:: Stated task ::
Give an exact copy of every line, leaving images out.

:: Dataset rows about figures ::
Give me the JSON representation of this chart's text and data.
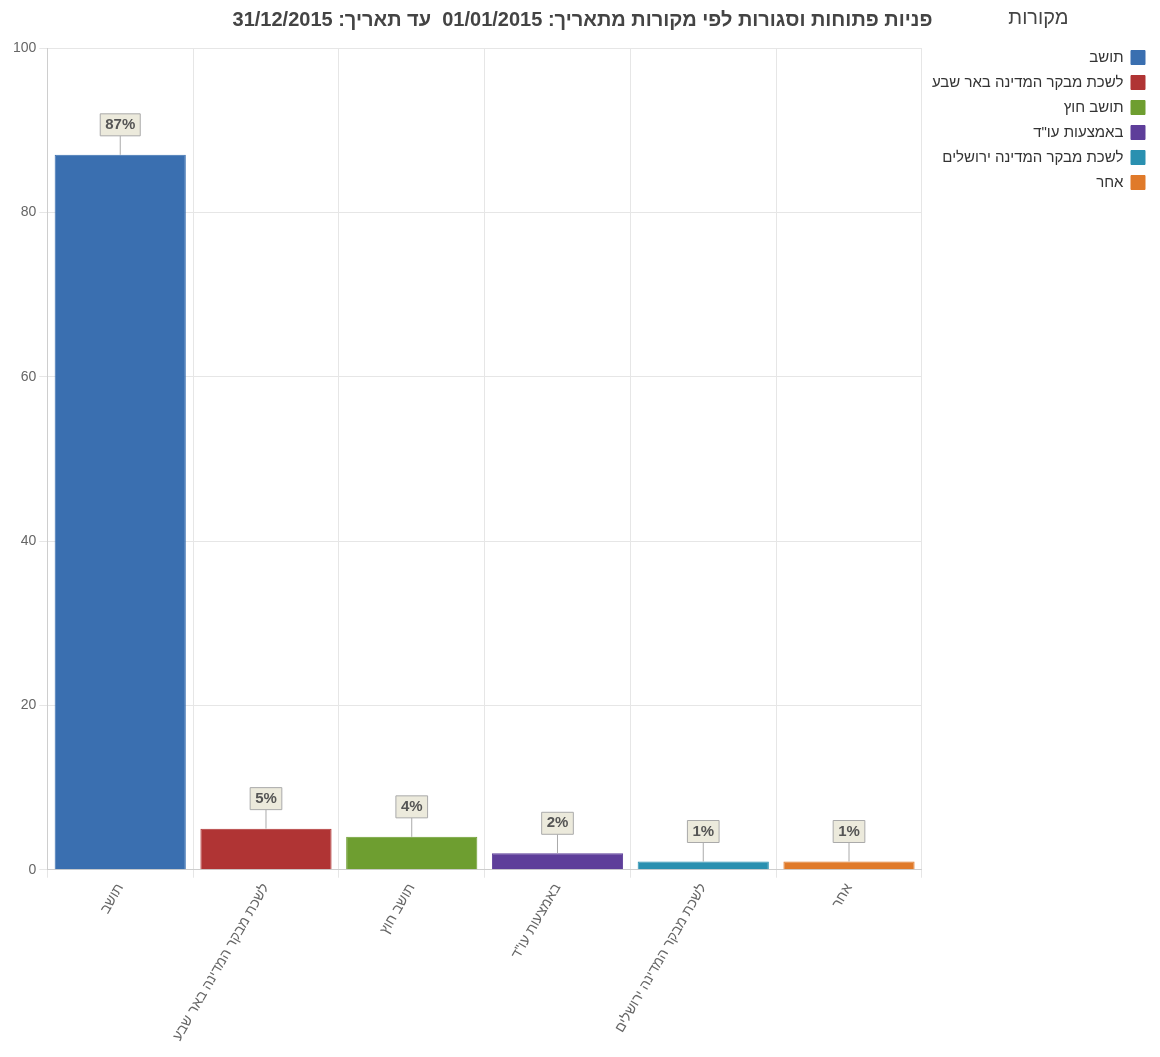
{
  "chart_data": {
    "type": "bar",
    "title": "פניות פתוחות וסגורות לפי מקורות מתאריך: 01/01/2015  עד תאריך: 31/12/2015",
    "categories": [
      "תושב",
      "לשכת מבקר המדינה באר שבע",
      "תושב חוץ",
      "באמצעות עו\"ד",
      "לשכת מבקר המדינה ירושלים",
      "אחר"
    ],
    "series": [
      {
        "name": "תושב",
        "color": "#3a6fb0",
        "values": [
          87,
          null,
          null,
          null,
          null,
          null
        ],
        "value_labels": [
          "87%",
          null,
          null,
          null,
          null,
          null
        ]
      },
      {
        "name": "לשכת מבקר המדינה באר שבע",
        "color": "#b03434",
        "values": [
          null,
          5,
          null,
          null,
          null,
          null
        ],
        "value_labels": [
          null,
          "5%",
          null,
          null,
          null,
          null
        ]
      },
      {
        "name": "תושב חוץ",
        "color": "#6e9e30",
        "values": [
          null,
          null,
          4,
          null,
          null,
          null
        ],
        "value_labels": [
          null,
          null,
          "4%",
          null,
          null,
          null
        ]
      },
      {
        "name": "באמצעות עו\"ד",
        "color": "#5e3e9a",
        "values": [
          null,
          null,
          null,
          2,
          null,
          null
        ],
        "value_labels": [
          null,
          null,
          null,
          "2%",
          null,
          null
        ]
      },
      {
        "name": "לשכת מבקר המדינה ירושלים",
        "color": "#2a90b0",
        "values": [
          null,
          null,
          null,
          null,
          1,
          null
        ],
        "value_labels": [
          null,
          null,
          null,
          null,
          "1%",
          null
        ]
      },
      {
        "name": "אחר",
        "color": "#e07a2a",
        "values": [
          null,
          null,
          null,
          null,
          null,
          1
        ],
        "value_labels": [
          null,
          null,
          null,
          null,
          null,
          "1%"
        ]
      }
    ],
    "ylim": [
      0,
      100
    ],
    "yticks": [
      0,
      20,
      40,
      60,
      80,
      100
    ],
    "grid": true,
    "legend": "top right",
    "legend_title": "מקורות"
  }
}
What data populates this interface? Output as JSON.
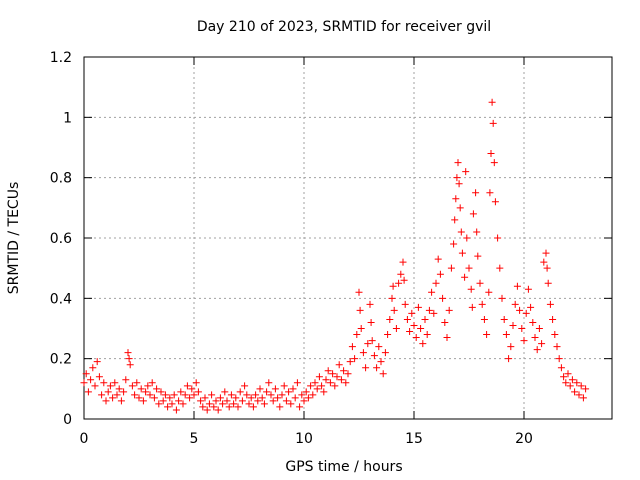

:: Full solution ::
Give me the JSON representation of this chart's text and data.
{
  "chart_data": {
    "type": "bar",
    "title": "פניות פתוחות וסגורות לפי מקורות מתאריך: 01/01/2015  עד תאריך: 31/12/2015",
    "categories": [
      "תושב",
      "לשכת מבקר המדינה באר שבע",
      "תושב חוץ",
      "באמצעות עו\"ד",
      "לשכת מבקר המדינה ירושלים",
      "אחר"
    ],
    "series": [
      {
        "name": "תושב",
        "color": "#3a6fb0",
        "values": [
          87,
          null,
          null,
          null,
          null,
          null
        ],
        "value_labels": [
          "87%",
          null,
          null,
          null,
          null,
          null
        ]
      },
      {
        "name": "לשכת מבקר המדינה באר שבע",
        "color": "#b03434",
        "values": [
          null,
          5,
          null,
          null,
          null,
          null
        ],
        "value_labels": [
          null,
          "5%",
          null,
          null,
          null,
          null
        ]
      },
      {
        "name": "תושב חוץ",
        "color": "#6e9e30",
        "values": [
          null,
          null,
          4,
          null,
          null,
          null
        ],
        "value_labels": [
          null,
          null,
          "4%",
          null,
          null,
          null
        ]
      },
      {
        "name": "באמצעות עו\"ד",
        "color": "#5e3e9a",
        "values": [
          null,
          null,
          null,
          2,
          null,
          null
        ],
        "value_labels": [
          null,
          null,
          null,
          "2%",
          null,
          null
        ]
      },
      {
        "name": "לשכת מבקר המדינה ירושלים",
        "color": "#2a90b0",
        "values": [
          null,
          null,
          null,
          null,
          1,
          null
        ],
        "value_labels": [
          null,
          null,
          null,
          null,
          "1%",
          null
        ]
      },
      {
        "name": "אחר",
        "color": "#e07a2a",
        "values": [
          null,
          null,
          null,
          null,
          null,
          1
        ],
        "value_labels": [
          null,
          null,
          null,
          null,
          null,
          "1%"
        ]
      }
    ],
    "ylim": [
      0,
      100
    ],
    "yticks": [
      0,
      20,
      40,
      60,
      80,
      100
    ],
    "grid": true,
    "legend": "top right",
    "legend_title": "מקורות"
  }
}
What data populates this interface? Output as JSON.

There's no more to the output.